Provide nothing beyond the count of lines that include the string "Migrationshintergrund".

— START SUPPLIED DATA —

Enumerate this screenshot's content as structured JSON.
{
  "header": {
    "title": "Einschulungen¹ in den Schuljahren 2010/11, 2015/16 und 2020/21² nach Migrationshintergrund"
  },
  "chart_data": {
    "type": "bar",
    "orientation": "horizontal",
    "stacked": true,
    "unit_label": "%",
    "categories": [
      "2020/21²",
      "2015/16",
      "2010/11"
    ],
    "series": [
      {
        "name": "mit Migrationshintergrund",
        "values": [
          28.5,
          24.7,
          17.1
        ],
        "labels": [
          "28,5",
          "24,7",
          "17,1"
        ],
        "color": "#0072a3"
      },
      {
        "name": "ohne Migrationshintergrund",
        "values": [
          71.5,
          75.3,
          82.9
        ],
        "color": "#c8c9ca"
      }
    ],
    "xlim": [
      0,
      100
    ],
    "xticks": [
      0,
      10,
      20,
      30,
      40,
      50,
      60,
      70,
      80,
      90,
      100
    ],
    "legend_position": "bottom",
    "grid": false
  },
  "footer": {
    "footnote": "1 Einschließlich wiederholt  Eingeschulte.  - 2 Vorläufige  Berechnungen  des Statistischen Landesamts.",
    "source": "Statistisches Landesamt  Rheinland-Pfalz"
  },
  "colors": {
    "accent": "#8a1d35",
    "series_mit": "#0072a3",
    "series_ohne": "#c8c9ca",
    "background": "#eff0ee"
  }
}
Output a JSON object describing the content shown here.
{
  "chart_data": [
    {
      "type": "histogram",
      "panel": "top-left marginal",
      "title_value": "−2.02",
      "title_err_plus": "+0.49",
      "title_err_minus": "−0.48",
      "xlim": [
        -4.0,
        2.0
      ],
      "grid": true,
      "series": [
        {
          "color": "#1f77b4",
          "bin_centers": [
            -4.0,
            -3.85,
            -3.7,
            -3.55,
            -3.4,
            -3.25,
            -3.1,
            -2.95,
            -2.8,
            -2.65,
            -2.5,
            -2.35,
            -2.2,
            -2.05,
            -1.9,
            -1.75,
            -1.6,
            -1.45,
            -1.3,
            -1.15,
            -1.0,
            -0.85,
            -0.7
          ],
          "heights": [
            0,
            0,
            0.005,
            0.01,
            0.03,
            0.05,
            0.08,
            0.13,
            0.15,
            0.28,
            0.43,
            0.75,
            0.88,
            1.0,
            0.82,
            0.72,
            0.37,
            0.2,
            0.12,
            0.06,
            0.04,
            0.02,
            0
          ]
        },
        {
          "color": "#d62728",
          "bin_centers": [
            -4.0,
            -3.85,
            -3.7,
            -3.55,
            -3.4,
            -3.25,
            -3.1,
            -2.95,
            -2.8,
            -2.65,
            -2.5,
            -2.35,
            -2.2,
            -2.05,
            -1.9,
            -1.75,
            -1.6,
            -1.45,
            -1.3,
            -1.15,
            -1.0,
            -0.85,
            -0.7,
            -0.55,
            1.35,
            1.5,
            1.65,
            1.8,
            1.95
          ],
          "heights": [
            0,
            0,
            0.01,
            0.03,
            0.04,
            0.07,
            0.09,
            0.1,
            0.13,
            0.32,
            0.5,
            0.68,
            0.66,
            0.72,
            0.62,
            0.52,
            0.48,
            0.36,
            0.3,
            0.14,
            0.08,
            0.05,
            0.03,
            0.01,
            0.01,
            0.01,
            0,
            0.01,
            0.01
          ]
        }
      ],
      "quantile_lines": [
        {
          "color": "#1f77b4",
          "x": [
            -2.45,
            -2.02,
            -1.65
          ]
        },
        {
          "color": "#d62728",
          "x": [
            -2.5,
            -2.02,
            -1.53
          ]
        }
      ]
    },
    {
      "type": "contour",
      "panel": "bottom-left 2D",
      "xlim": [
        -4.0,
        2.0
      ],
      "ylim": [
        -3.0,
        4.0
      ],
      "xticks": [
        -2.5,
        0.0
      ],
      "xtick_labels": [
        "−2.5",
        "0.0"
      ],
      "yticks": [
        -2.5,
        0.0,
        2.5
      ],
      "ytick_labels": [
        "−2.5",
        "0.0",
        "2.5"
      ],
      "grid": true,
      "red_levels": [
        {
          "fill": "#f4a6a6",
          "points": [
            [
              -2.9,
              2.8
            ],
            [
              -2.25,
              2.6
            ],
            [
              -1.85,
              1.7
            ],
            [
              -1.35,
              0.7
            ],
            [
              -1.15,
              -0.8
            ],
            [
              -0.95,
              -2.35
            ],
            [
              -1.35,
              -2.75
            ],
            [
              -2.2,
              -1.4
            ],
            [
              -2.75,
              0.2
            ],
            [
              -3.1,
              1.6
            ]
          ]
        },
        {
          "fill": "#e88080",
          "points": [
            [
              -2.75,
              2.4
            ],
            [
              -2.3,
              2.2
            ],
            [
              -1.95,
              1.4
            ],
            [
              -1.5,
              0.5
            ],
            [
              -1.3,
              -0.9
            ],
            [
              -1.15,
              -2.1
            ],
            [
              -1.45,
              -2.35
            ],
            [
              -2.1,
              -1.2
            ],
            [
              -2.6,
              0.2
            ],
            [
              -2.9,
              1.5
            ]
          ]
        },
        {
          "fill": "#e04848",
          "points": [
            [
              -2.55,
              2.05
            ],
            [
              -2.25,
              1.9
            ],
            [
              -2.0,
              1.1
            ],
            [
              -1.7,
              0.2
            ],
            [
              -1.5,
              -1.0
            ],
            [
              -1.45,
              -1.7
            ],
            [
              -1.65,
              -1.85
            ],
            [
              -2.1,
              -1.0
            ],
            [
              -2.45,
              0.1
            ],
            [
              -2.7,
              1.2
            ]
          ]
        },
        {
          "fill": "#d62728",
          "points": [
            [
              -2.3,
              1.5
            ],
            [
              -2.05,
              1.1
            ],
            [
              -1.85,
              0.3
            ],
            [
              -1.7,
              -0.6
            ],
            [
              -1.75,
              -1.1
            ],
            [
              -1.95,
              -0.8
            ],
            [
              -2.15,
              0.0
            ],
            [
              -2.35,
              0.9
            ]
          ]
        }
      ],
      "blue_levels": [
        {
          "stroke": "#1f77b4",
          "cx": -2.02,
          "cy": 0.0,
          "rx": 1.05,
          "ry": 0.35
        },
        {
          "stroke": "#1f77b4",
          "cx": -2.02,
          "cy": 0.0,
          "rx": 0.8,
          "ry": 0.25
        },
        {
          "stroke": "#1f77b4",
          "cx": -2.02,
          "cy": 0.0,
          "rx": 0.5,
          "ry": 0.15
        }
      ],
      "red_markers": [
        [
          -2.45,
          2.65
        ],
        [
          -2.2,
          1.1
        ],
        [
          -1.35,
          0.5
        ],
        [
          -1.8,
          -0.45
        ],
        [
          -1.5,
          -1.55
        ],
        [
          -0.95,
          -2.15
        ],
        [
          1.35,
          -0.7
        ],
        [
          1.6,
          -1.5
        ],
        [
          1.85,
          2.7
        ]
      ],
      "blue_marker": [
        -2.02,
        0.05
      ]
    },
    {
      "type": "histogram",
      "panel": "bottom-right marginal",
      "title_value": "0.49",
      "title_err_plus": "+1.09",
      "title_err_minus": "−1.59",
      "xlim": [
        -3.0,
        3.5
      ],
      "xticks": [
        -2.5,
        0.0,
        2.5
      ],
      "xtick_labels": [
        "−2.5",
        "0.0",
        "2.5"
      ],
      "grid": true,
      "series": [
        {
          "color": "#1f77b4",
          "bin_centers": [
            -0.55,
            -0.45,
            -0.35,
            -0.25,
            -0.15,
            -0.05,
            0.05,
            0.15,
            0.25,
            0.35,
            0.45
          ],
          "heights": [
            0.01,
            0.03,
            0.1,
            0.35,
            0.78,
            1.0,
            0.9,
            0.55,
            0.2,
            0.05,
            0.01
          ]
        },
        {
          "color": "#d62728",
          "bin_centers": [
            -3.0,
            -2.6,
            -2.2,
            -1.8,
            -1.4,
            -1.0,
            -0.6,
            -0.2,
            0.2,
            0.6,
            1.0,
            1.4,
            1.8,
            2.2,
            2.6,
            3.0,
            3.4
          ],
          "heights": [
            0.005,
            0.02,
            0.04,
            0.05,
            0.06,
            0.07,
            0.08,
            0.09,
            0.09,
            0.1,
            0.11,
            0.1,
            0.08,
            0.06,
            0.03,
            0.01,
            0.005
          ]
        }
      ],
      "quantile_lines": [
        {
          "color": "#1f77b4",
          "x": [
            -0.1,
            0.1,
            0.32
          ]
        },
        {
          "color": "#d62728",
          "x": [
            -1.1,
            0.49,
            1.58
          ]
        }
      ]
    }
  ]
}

— END SUPPLIED DATA —

> FULL SOLUTION: 3